### What is asked
Reproduce the listing below in its entirety. Change nothing.

### Data shown
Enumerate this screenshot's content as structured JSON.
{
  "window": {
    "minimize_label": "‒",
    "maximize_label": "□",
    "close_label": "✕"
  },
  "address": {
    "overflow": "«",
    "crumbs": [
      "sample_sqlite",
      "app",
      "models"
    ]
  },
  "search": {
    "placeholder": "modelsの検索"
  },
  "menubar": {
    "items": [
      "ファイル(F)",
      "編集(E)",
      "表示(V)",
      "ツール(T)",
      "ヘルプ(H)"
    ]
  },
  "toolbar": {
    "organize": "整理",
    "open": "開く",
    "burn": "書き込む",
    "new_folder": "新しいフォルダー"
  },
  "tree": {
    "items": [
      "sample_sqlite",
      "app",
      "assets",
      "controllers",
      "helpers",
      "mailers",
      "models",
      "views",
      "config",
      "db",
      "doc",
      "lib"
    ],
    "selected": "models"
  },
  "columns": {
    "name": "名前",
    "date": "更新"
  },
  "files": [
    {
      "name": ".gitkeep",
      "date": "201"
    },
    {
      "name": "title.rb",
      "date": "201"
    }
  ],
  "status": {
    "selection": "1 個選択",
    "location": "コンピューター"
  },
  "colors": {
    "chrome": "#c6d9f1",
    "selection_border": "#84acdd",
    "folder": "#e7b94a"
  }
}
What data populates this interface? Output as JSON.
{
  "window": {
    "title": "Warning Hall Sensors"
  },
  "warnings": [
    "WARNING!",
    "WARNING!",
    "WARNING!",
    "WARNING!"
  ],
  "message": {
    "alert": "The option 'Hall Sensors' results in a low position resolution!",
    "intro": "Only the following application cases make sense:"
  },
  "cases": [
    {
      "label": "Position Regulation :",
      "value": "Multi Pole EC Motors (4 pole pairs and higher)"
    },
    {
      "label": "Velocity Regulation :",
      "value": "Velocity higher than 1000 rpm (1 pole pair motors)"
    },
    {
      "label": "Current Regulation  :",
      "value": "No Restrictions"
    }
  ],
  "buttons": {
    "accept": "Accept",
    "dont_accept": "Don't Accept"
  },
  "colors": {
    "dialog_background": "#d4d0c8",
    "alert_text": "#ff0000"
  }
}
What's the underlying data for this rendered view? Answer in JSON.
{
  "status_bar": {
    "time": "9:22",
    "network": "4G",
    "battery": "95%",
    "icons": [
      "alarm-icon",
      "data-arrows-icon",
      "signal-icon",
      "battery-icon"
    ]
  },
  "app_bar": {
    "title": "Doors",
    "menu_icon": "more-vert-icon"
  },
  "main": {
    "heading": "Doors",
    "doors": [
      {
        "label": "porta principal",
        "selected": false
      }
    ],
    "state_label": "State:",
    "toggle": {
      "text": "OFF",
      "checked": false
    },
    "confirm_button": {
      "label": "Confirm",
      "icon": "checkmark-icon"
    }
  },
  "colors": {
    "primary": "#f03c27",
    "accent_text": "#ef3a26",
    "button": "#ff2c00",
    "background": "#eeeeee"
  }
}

### Written answer
Enumerate this screenshot's content as structured JSON.
{
  "window": {
    "minimize_label": "‒",
    "maximize_label": "□",
    "close_label": "✕"
  },
  "address": {
    "overflow": "«",
    "crumbs": [
      "sample_sqlite",
      "app",
      "models"
    ]
  },
  "search": {
    "placeholder": "modelsの検索"
  },
  "menubar": {
    "items": [
      "ファイル(F)",
      "編集(E)",
      "表示(V)",
      "ツール(T)",
      "ヘルプ(H)"
    ]
  },
  "toolbar": {
    "organize": "整理",
    "open": "開く",
    "burn": "書き込む",
    "new_folder": "新しいフォルダー"
  },
  "tree": {
    "items": [
      "sample_sqlite",
      "app",
      "assets",
      "controllers",
      "helpers",
      "mailers",
      "models",
      "views",
      "config",
      "db",
      "doc",
      "lib"
    ],
    "selected": "models"
  },
  "columns": {
    "name": "名前",
    "date": "更新"
  },
  "files": [
    {
      "name": ".gitkeep",
      "date": "201"
    },
    {
      "name": "title.rb",
      "date": "201"
    }
  ],
  "status": {
    "selection": "1 個選択",
    "location": "コンピューター"
  },
  "colors": {
    "chrome": "#c6d9f1",
    "selection_border": "#84acdd",
    "folder": "#e7b94a"
  }
}
What data populates this interface? Output as JSON.
{
  "window": {
    "title": "Warning Hall Sensors"
  },
  "warnings": [
    "WARNING!",
    "WARNING!",
    "WARNING!",
    "WARNING!"
  ],
  "message": {
    "alert": "The option 'Hall Sensors' results in a low position resolution!",
    "intro": "Only the following application cases make sense:"
  },
  "cases": [
    {
      "label": "Position Regulation :",
      "value": "Multi Pole EC Motors (4 pole pairs and higher)"
    },
    {
      "label": "Velocity Regulation :",
      "value": "Velocity higher than 1000 rpm (1 pole pair motors)"
    },
    {
      "label": "Current Regulation  :",
      "value": "No Restrictions"
    }
  ],
  "buttons": {
    "accept": "Accept",
    "dont_accept": "Don't Accept"
  },
  "colors": {
    "dialog_background": "#d4d0c8",
    "alert_text": "#ff0000"
  }
}
What's the underlying data for this rendered view? Answer in JSON.
{
  "status_bar": {
    "time": "9:22",
    "network": "4G",
    "battery": "95%",
    "icons": [
      "alarm-icon",
      "data-arrows-icon",
      "signal-icon",
      "battery-icon"
    ]
  },
  "app_bar": {
    "title": "Doors",
    "menu_icon": "more-vert-icon"
  },
  "main": {
    "heading": "Doors",
    "doors": [
      {
        "label": "porta principal",
        "selected": false
      }
    ],
    "state_label": "State:",
    "toggle": {
      "text": "OFF",
      "checked": false
    },
    "confirm_button": {
      "label": "Confirm",
      "icon": "checkmark-icon"
    }
  },
  "colors": {
    "primary": "#f03c27",
    "accent_text": "#ef3a26",
    "button": "#ff2c00",
    "background": "#eeeeee"
  }
}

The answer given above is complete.